§ **EXERCISE DETAILS**
Collect all lines from the listing that include the string "name".

--- Start DATA IN THIS EXERCISE ---

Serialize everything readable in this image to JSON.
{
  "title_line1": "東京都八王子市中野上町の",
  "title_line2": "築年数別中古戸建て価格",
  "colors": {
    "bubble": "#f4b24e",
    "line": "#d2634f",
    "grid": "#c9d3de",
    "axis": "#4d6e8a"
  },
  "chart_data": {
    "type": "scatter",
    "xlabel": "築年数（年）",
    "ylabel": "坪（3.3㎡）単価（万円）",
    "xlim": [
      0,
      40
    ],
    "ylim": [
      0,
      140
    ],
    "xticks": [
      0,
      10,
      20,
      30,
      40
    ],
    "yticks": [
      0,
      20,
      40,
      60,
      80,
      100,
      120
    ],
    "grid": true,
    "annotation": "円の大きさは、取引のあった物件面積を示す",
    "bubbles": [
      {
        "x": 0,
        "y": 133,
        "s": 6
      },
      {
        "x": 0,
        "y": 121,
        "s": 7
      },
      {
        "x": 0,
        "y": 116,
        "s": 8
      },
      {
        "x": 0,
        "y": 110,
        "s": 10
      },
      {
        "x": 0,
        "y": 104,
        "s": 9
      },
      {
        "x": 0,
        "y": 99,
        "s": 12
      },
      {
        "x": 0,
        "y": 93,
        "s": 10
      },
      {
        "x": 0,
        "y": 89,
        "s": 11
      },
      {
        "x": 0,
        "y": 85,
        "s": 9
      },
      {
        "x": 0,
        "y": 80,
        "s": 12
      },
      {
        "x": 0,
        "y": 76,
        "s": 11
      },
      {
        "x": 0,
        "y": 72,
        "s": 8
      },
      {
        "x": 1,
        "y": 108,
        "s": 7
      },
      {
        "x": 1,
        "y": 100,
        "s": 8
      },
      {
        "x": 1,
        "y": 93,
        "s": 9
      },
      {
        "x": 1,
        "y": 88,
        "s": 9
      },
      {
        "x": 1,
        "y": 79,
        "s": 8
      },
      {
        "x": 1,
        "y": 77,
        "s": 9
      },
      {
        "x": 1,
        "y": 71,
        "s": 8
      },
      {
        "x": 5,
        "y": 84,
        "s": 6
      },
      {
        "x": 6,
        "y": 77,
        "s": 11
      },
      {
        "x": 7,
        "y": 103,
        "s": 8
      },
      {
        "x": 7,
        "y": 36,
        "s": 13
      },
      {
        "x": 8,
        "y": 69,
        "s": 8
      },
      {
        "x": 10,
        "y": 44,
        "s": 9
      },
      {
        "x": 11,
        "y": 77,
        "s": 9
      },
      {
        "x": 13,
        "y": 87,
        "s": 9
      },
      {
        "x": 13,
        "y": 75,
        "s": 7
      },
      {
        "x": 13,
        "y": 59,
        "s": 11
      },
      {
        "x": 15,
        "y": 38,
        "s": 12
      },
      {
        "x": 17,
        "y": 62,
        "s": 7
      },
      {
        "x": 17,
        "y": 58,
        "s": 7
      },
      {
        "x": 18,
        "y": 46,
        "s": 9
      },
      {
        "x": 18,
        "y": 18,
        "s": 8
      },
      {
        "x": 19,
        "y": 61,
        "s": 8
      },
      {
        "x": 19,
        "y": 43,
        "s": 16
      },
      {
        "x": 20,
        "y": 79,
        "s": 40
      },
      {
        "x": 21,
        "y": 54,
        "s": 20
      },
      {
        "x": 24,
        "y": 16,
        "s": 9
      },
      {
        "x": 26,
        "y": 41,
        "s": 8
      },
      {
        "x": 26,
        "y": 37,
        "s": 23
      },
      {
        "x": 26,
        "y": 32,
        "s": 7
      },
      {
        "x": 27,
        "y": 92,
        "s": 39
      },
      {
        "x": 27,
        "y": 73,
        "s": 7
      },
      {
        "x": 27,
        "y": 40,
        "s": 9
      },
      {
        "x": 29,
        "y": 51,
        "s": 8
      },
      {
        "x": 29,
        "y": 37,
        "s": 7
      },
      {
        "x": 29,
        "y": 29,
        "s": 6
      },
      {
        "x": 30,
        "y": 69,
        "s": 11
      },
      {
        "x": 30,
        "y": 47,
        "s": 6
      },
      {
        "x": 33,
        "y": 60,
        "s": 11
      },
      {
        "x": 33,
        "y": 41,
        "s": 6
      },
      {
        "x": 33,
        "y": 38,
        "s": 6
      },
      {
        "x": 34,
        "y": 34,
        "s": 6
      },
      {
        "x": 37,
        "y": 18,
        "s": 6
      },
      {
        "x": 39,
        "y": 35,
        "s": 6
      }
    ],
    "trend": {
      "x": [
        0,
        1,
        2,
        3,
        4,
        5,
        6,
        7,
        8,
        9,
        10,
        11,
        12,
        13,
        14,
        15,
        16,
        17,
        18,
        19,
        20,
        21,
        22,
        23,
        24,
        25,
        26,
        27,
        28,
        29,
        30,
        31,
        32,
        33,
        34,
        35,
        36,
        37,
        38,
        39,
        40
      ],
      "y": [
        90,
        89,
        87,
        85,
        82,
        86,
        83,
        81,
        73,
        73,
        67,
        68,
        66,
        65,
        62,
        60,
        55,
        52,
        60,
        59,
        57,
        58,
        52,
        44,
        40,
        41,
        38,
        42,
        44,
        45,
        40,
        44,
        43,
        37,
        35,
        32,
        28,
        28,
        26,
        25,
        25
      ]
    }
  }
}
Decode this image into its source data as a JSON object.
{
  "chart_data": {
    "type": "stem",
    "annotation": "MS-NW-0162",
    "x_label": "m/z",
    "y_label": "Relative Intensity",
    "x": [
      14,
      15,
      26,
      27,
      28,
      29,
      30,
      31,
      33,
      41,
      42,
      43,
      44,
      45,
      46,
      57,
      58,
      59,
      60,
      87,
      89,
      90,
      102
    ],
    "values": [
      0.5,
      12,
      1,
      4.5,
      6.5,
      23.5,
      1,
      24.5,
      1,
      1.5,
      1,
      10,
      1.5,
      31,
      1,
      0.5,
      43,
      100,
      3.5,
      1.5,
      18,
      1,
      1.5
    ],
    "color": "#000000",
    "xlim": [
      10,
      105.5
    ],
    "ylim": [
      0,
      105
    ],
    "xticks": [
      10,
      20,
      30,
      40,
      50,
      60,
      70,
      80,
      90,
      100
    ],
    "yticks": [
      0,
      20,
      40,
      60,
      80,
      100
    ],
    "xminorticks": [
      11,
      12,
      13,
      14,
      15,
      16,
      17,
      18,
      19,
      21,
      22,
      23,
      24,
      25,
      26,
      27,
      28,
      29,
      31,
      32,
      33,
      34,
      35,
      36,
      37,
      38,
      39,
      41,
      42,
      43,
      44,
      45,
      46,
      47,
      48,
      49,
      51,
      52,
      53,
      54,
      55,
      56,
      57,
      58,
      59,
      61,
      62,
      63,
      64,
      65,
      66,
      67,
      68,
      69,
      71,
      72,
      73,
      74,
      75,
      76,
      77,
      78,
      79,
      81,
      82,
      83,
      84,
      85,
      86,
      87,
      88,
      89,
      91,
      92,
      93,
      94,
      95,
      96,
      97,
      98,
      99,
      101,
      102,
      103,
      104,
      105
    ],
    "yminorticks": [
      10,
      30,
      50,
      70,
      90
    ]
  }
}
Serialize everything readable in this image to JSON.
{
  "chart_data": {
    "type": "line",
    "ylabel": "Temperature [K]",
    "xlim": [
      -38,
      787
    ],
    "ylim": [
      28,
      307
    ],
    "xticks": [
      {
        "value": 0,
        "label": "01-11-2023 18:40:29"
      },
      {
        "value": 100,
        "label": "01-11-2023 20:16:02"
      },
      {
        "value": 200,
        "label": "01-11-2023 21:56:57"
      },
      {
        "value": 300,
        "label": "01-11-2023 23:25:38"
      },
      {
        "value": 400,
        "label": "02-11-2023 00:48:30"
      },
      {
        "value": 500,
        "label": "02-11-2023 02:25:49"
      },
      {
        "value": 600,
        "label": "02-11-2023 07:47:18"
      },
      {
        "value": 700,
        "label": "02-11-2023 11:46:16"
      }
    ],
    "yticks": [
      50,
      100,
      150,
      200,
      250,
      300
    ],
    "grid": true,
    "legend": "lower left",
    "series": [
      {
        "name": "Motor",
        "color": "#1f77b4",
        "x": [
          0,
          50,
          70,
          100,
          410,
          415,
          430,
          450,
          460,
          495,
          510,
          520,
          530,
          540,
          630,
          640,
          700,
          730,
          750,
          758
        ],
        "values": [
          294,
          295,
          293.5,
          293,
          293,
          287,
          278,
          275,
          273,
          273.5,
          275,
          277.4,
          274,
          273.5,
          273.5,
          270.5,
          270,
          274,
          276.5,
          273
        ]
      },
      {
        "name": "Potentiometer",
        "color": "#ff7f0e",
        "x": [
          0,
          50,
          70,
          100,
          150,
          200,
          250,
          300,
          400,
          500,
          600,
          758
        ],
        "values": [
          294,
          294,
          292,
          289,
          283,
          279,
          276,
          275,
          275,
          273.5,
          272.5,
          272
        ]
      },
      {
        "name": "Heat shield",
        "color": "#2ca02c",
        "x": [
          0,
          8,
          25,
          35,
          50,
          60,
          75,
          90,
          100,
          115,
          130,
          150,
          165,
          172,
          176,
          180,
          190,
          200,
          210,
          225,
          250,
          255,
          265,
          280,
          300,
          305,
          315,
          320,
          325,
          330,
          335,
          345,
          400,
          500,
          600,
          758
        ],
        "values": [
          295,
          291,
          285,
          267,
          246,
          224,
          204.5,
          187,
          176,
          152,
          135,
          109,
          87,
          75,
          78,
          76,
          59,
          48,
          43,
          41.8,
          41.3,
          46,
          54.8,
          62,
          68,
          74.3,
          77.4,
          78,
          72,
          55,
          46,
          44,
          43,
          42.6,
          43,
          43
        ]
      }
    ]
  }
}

--- End DATA IN THIS EXERCISE ---

§ **RESPONSE TO THE EXERCISE**
        "name": "Motor",
        "name": "Potentiometer",
        "name": "Heat shield",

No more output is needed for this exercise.